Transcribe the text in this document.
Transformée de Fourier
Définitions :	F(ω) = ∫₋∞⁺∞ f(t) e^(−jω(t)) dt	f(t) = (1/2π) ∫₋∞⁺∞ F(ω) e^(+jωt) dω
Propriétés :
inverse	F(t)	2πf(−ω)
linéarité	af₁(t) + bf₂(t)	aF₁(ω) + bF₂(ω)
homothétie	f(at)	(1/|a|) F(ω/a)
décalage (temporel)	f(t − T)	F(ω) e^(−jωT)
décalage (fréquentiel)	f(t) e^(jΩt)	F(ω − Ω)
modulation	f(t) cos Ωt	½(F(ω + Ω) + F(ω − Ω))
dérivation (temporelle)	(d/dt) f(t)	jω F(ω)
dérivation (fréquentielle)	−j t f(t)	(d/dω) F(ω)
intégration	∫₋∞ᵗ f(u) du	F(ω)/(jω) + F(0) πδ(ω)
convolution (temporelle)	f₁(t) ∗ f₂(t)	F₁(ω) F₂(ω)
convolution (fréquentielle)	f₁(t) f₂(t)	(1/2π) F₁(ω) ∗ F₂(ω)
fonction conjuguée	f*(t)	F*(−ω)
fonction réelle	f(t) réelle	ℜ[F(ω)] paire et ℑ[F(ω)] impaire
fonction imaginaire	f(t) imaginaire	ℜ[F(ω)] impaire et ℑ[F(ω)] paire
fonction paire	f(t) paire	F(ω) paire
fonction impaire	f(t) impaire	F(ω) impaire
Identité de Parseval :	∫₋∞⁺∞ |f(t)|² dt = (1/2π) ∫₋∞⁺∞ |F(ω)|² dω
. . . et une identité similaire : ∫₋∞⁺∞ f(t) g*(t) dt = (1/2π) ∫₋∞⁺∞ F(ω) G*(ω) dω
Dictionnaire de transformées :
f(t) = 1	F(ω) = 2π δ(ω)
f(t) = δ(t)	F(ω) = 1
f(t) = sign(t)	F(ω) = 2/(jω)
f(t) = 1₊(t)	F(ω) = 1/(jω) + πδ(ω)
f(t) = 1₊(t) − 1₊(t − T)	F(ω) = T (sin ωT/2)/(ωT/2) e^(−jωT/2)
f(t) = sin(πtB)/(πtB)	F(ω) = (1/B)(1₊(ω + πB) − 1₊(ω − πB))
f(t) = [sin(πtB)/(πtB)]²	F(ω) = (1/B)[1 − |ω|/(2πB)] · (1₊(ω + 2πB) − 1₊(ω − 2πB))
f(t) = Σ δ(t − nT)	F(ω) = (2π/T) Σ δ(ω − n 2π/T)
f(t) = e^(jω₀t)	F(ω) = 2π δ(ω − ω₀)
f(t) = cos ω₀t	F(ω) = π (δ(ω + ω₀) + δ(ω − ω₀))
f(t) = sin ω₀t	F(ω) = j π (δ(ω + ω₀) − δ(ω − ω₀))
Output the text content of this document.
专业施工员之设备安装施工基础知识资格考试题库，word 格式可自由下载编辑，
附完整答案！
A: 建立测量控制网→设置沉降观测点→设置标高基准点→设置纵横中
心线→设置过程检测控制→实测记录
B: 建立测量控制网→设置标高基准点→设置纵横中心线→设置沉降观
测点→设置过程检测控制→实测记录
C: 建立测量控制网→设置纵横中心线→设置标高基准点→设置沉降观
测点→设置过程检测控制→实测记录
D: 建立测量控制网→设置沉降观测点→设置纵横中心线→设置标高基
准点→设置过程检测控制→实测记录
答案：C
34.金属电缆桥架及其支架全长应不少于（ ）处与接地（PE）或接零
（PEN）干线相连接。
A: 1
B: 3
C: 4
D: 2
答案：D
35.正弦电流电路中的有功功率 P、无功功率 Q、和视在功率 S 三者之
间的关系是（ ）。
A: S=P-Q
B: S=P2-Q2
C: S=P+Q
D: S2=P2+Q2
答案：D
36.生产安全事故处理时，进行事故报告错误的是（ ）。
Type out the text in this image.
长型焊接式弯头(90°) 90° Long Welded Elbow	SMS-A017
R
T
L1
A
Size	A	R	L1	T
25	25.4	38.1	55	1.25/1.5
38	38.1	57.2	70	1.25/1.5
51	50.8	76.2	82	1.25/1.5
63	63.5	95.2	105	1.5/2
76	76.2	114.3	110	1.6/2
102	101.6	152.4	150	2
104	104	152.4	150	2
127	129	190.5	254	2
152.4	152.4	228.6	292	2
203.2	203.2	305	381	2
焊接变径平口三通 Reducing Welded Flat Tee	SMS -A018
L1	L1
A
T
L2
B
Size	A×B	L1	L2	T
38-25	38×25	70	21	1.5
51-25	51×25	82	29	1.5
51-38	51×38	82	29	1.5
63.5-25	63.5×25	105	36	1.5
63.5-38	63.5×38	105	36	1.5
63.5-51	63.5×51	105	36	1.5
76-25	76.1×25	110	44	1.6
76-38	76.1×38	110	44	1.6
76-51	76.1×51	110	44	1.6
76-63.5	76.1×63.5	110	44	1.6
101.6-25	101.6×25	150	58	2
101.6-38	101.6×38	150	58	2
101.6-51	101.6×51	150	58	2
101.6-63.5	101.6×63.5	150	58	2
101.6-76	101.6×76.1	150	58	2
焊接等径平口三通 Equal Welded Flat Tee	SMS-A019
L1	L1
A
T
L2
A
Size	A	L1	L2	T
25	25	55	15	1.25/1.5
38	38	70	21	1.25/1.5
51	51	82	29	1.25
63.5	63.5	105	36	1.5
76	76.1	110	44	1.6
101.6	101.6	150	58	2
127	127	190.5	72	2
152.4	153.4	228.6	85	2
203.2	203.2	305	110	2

____

Your task is to output the full set of records exactly as presented.

- **TASK ANSWER**:
Transcribe the text in this document.
Transformée de Fourier
Définitions :	F(ω) = ∫₋∞⁺∞ f(t) e^(−jω(t)) dt	f(t) = (1/2π) ∫₋∞⁺∞ F(ω) e^(+jωt) dω
Propriétés :
inverse	F(t)	2πf(−ω)
linéarité	af₁(t) + bf₂(t)	aF₁(ω) + bF₂(ω)
homothétie	f(at)	(1/|a|) F(ω/a)
décalage (temporel)	f(t − T)	F(ω) e^(−jωT)
décalage (fréquentiel)	f(t) e^(jΩt)	F(ω − Ω)
modulation	f(t) cos Ωt	½(F(ω + Ω) + F(ω − Ω))
dérivation (temporelle)	(d/dt) f(t)	jω F(ω)
dérivation (fréquentielle)	−j t f(t)	(d/dω) F(ω)
intégration	∫₋∞ᵗ f(u) du	F(ω)/(jω) + F(0) πδ(ω)
convolution (temporelle)	f₁(t) ∗ f₂(t)	F₁(ω) F₂(ω)
convolution (fréquentielle)	f₁(t) f₂(t)	(1/2π) F₁(ω) ∗ F₂(ω)
fonction conjuguée	f*(t)	F*(−ω)
fonction réelle	f(t) réelle	ℜ[F(ω)] paire et ℑ[F(ω)] impaire
fonction imaginaire	f(t) imaginaire	ℜ[F(ω)] impaire et ℑ[F(ω)] paire
fonction paire	f(t) paire	F(ω) paire
fonction impaire	f(t) impaire	F(ω) impaire
Identité de Parseval :	∫₋∞⁺∞ |f(t)|² dt = (1/2π) ∫₋∞⁺∞ |F(ω)|² dω
. . . et une identité similaire : ∫₋∞⁺∞ f(t) g*(t) dt = (1/2π) ∫₋∞⁺∞ F(ω) G*(ω) dω
Dictionnaire de transformées :
f(t) = 1	F(ω) = 2π δ(ω)
f(t) = δ(t)	F(ω) = 1
f(t) = sign(t)	F(ω) = 2/(jω)
f(t) = 1₊(t)	F(ω) = 1/(jω) + πδ(ω)
f(t) = 1₊(t) − 1₊(t − T)	F(ω) = T (sin ωT/2)/(ωT/2) e^(−jωT/2)
f(t) = sin(πtB)/(πtB)	F(ω) = (1/B)(1₊(ω + πB) − 1₊(ω − πB))
f(t) = [sin(πtB)/(πtB)]²	F(ω) = (1/B)[1 − |ω|/(2πB)] · (1₊(ω + 2πB) − 1₊(ω − 2πB))
f(t) = Σ δ(t − nT)	F(ω) = (2π/T) Σ δ(ω − n 2π/T)
f(t) = e^(jω₀t)	F(ω) = 2π δ(ω − ω₀)
f(t) = cos ω₀t	F(ω) = π (δ(ω + ω₀) + δ(ω − ω₀))
f(t) = sin ω₀t	F(ω) = j π (δ(ω + ω₀) − δ(ω − ω₀))
Output the text content of this document.
专业施工员之设备安装施工基础知识资格考试题库，word 格式可自由下载编辑，
附完整答案！
A: 建立测量控制网→设置沉降观测点→设置标高基准点→设置纵横中
心线→设置过程检测控制→实测记录
B: 建立测量控制网→设置标高基准点→设置纵横中心线→设置沉降观
测点→设置过程检测控制→实测记录
C: 建立测量控制网→设置纵横中心线→设置标高基准点→设置沉降观
测点→设置过程检测控制→实测记录
D: 建立测量控制网→设置沉降观测点→设置纵横中心线→设置标高基
准点→设置过程检测控制→实测记录
答案：C
34.金属电缆桥架及其支架全长应不少于（ ）处与接地（PE）或接零
（PEN）干线相连接。
A: 1
B: 3
C: 4
D: 2
答案：D
35.正弦电流电路中的有功功率 P、无功功率 Q、和视在功率 S 三者之
间的关系是（ ）。
A: S=P-Q
B: S=P2-Q2
C: S=P+Q
D: S2=P2+Q2
答案：D
36.生产安全事故处理时，进行事故报告错误的是（ ）。
Type out the text in this image.
长型焊接式弯头(90°) 90° Long Welded Elbow	SMS-A017
R
T
L1
A
Size	A	R	L1	T
25	25.4	38.1	55	1.25/1.5
38	38.1	57.2	70	1.25/1.5
51	50.8	76.2	82	1.25/1.5
63	63.5	95.2	105	1.5/2
76	76.2	114.3	110	1.6/2
102	101.6	152.4	150	2
104	104	152.4	150	2
127	129	190.5	254	2
152.4	152.4	228.6	292	2
203.2	203.2	305	381	2
焊接变径平口三通 Reducing Welded Flat Tee	SMS -A018
L1	L1
A
T
L2
B
Size	A×B	L1	L2	T
38-25	38×25	70	21	1.5
51-25	51×25	82	29	1.5
51-38	51×38	82	29	1.5
63.5-25	63.5×25	105	36	1.5
63.5-38	63.5×38	105	36	1.5
63.5-51	63.5×51	105	36	1.5
76-25	76.1×25	110	44	1.6
76-38	76.1×38	110	44	1.6
76-51	76.1×51	110	44	1.6
76-63.5	76.1×63.5	110	44	1.6
101.6-25	101.6×25	150	58	2
101.6-38	101.6×38	150	58	2
101.6-51	101.6×51	150	58	2
101.6-63.5	101.6×63.5	150	58	2
101.6-76	101.6×76.1	150	58	2
焊接等径平口三通 Equal Welded Flat Tee	SMS-A019
L1	L1
A
T
L2
A
Size	A	L1	L2	T
25	25	55	15	1.25/1.5
38	38	70	21	1.25/1.5
51	51	82	29	1.25
63.5	63.5	105	36	1.5
76	76.1	110	44	1.6
101.6	101.6	150	58	2
127	127	190.5	72	2
152.4	153.4	228.6	85	2
203.2	203.2	305	110	2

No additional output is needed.